▸ Task prompt
Please state how many lines in the records contain the string "Calibration", with no words besides the number.
___ Excerpted records
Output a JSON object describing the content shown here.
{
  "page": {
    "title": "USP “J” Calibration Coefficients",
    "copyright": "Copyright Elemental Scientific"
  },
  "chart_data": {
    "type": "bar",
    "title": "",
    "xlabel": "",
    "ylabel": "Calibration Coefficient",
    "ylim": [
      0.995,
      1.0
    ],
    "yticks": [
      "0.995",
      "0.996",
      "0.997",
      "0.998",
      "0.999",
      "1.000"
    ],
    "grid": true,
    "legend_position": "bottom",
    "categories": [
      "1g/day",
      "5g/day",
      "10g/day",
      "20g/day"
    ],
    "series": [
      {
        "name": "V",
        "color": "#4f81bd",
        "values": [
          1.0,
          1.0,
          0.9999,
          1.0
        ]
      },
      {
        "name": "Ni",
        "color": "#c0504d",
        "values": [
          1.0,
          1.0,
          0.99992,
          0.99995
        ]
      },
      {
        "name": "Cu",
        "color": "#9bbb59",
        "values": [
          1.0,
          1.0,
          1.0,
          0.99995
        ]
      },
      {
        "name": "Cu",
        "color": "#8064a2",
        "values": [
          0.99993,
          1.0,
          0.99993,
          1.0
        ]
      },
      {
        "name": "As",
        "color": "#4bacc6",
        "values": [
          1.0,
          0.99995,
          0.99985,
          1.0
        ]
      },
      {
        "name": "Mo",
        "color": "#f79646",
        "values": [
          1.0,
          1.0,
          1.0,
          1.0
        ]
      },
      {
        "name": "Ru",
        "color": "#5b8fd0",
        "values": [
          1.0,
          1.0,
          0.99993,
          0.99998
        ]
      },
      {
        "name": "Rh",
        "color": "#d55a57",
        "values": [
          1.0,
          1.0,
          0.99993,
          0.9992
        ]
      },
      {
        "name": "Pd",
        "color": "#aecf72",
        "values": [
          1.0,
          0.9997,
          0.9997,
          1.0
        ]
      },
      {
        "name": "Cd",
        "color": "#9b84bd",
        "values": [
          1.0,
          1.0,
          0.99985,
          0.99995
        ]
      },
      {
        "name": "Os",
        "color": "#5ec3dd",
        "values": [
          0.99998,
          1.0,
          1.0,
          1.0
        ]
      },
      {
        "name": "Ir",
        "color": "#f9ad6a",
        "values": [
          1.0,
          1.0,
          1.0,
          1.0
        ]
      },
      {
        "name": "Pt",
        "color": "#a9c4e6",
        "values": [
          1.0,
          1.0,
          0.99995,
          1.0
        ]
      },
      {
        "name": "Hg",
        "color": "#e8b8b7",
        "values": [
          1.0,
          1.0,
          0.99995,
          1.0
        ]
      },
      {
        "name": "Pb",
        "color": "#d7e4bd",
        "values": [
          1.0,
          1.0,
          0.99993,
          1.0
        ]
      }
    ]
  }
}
______
▸ The result
2